[start MATERIAL PROVIDED]

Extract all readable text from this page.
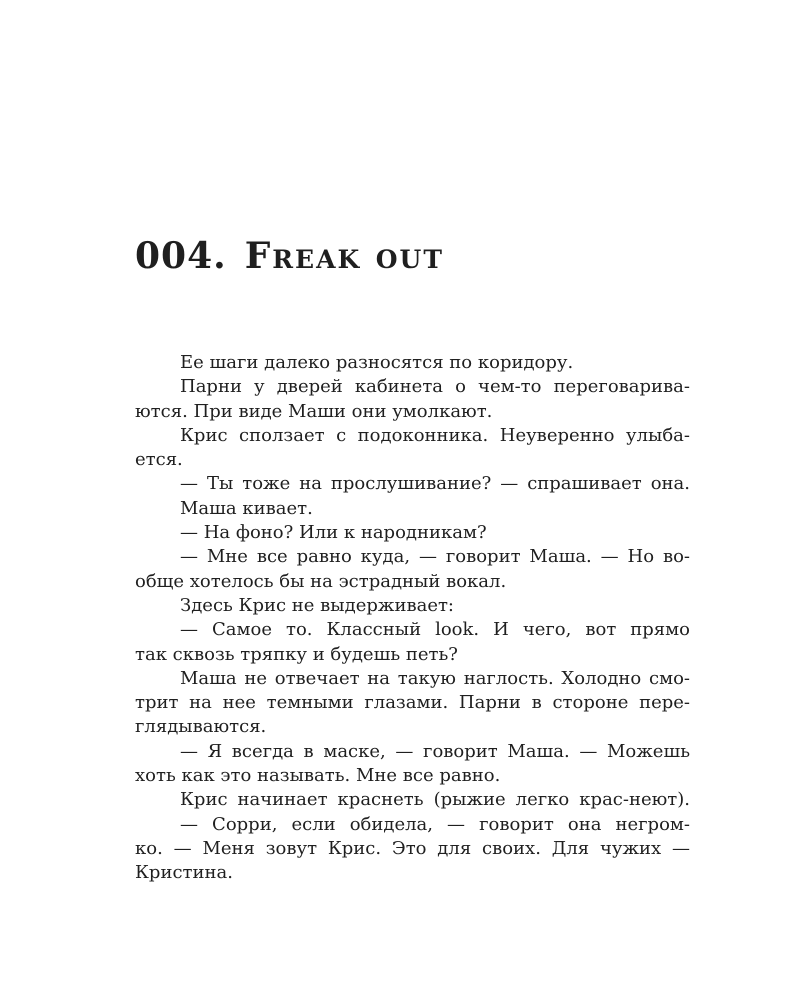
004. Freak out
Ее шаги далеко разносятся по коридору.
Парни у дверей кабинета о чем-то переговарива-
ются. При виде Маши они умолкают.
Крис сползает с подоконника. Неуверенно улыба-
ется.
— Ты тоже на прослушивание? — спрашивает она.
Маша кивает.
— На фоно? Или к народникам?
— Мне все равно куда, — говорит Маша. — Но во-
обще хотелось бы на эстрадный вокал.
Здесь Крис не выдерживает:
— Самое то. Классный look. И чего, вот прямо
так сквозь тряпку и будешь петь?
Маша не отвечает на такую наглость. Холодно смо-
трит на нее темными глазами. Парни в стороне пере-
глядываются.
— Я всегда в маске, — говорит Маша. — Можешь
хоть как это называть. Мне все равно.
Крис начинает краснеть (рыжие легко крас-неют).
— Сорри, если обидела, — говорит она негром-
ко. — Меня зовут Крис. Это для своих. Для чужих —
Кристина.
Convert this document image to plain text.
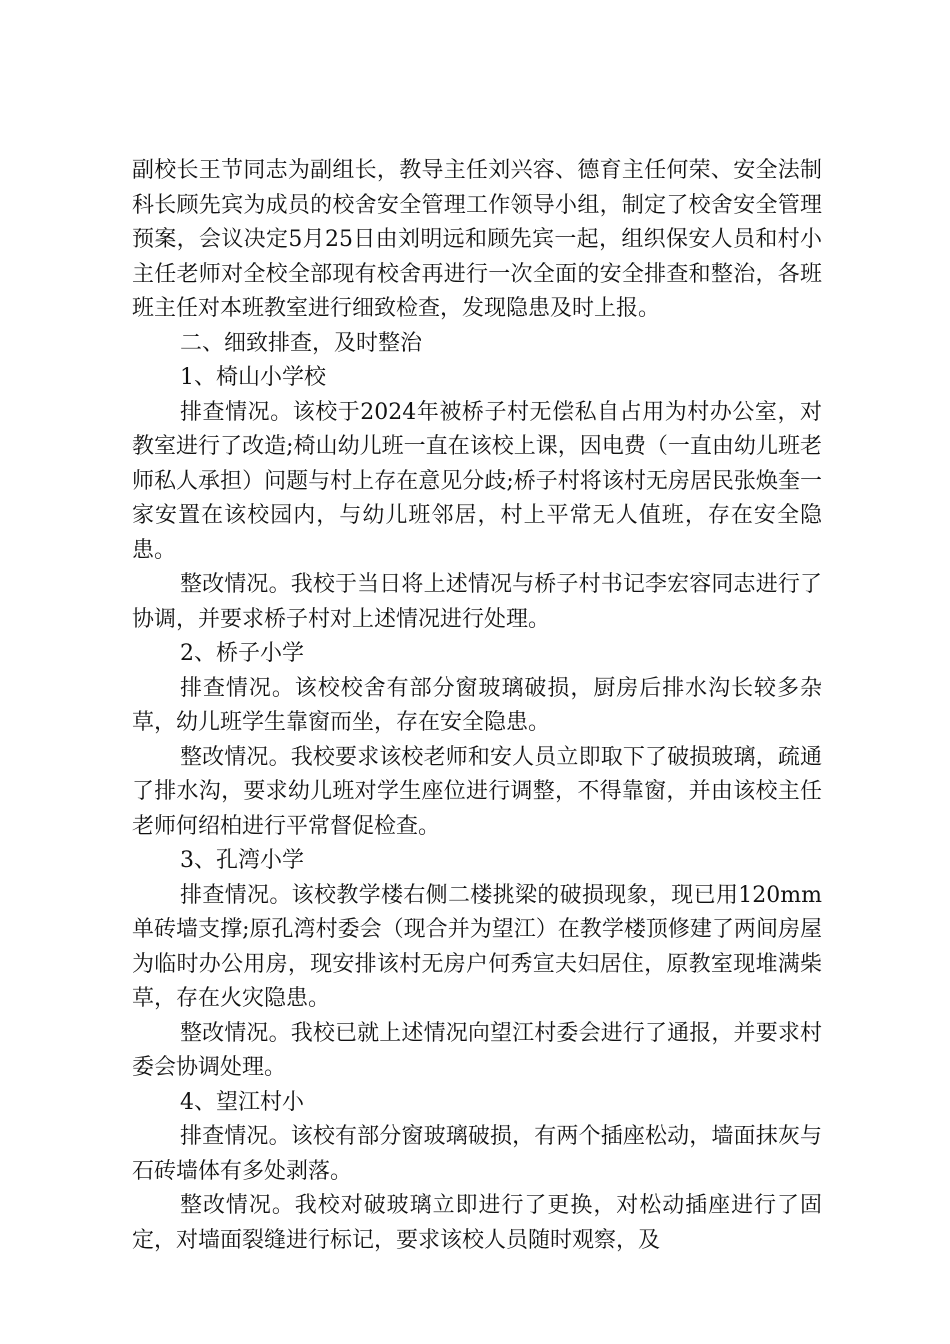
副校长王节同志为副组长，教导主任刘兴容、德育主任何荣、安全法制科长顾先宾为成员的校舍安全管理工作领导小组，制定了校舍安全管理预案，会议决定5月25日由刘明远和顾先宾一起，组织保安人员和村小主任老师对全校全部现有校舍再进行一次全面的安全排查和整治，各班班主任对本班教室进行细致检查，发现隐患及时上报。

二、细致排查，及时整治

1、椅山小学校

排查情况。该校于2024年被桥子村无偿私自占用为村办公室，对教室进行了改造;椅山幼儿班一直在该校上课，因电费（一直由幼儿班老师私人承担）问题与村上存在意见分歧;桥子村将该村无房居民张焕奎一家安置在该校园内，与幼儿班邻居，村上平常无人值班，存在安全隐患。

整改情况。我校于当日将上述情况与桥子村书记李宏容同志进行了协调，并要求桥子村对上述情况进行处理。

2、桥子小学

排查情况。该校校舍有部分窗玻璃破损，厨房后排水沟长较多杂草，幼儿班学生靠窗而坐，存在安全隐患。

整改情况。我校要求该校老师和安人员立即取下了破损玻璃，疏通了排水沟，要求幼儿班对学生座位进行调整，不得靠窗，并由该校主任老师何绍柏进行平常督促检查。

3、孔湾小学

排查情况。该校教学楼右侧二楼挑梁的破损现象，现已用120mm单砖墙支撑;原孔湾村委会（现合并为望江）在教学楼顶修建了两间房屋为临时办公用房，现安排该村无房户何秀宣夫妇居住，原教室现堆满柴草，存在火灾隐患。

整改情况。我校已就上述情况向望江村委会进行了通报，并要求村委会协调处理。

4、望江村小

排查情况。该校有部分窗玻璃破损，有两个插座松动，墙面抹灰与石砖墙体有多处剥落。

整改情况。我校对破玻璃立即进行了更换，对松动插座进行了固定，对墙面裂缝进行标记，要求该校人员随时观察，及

[end MATERIAL PROVIDED]
[start MATERIAL PROVIDED]

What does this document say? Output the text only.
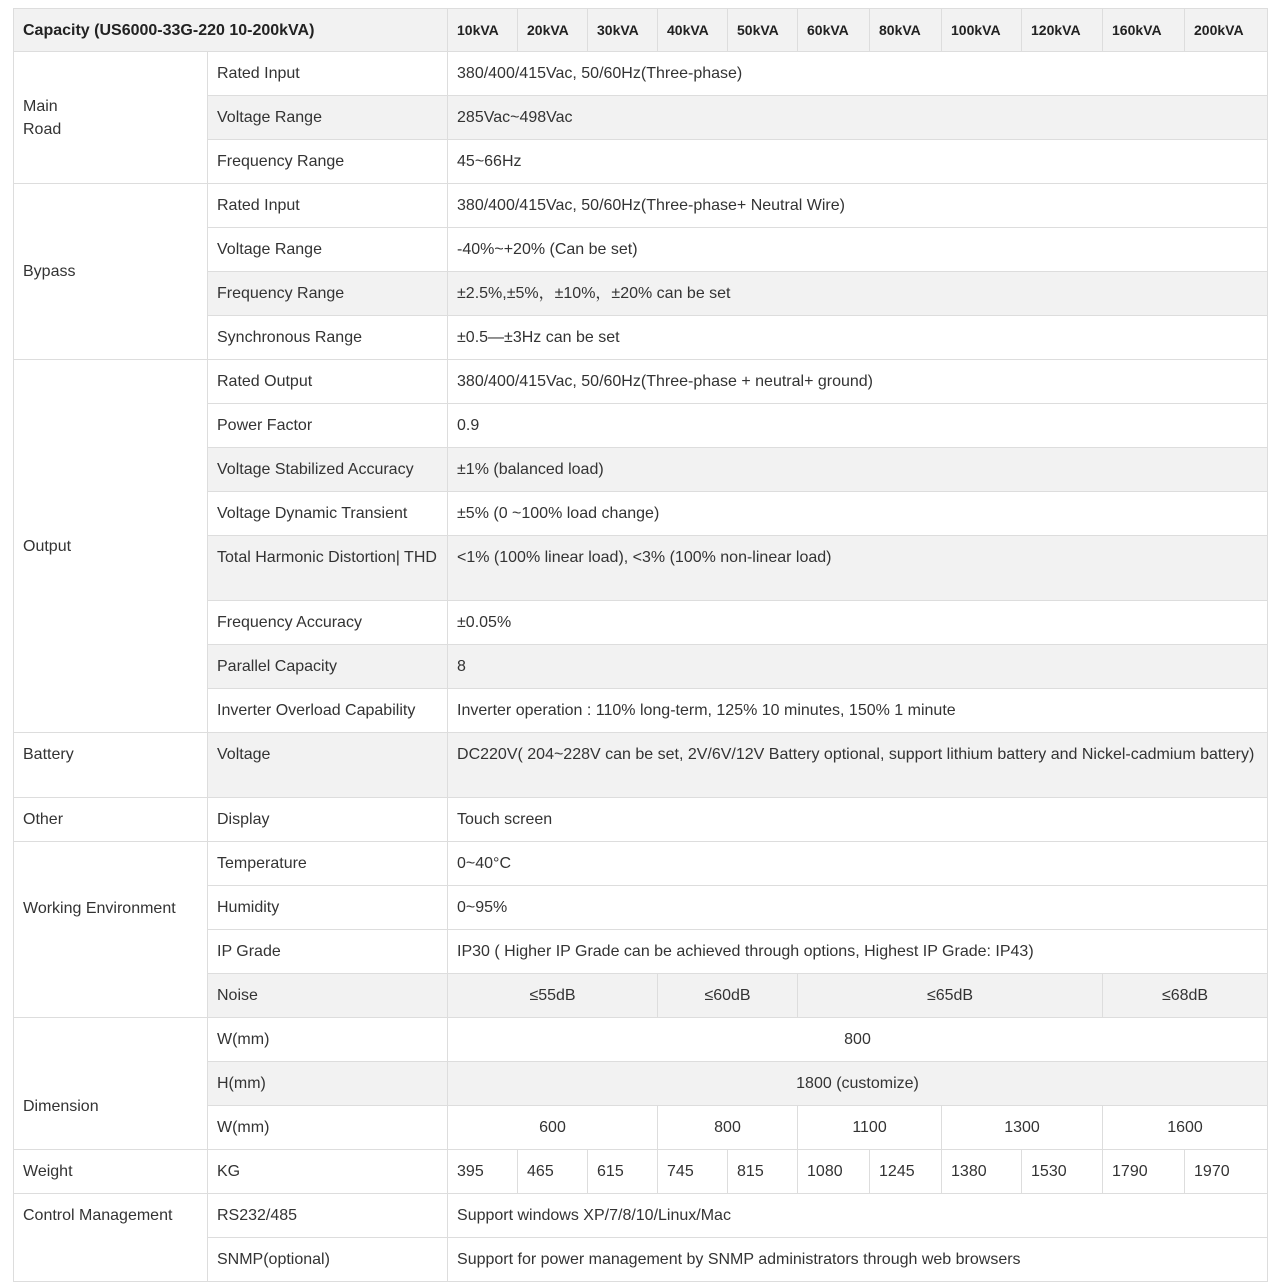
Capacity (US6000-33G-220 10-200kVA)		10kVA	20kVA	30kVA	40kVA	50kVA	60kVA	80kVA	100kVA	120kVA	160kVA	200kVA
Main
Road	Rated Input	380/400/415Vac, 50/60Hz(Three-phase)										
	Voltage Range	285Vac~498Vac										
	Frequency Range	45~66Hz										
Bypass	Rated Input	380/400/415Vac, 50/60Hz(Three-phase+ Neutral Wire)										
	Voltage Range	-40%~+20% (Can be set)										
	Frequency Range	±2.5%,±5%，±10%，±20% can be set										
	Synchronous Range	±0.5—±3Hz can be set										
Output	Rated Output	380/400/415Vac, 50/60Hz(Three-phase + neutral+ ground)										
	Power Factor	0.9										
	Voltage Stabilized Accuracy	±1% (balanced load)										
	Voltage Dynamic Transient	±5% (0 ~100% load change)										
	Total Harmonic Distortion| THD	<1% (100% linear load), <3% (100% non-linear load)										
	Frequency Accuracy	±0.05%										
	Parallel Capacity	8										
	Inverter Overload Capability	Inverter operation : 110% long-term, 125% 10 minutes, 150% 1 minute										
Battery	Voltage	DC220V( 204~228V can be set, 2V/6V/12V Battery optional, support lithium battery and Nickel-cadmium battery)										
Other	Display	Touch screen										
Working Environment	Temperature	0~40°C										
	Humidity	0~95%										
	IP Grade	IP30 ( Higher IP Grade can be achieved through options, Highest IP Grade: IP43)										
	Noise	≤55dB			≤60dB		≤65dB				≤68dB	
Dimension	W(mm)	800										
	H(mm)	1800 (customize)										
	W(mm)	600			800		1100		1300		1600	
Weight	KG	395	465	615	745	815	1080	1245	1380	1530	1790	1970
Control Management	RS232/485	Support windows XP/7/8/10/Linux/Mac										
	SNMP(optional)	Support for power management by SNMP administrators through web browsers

[end MATERIAL PROVIDED]

### JOB:
From the data above, copy out every line with the string "optional" in it.

### FINAL ANSWER:
Battery	Voltage	DC220V( 204~228V can be set, 2V/6V/12V Battery optional, support lithium battery and Nickel-cadmium battery)										
	SNMP(optional)	Support for power management by SNMP administrators through web browsers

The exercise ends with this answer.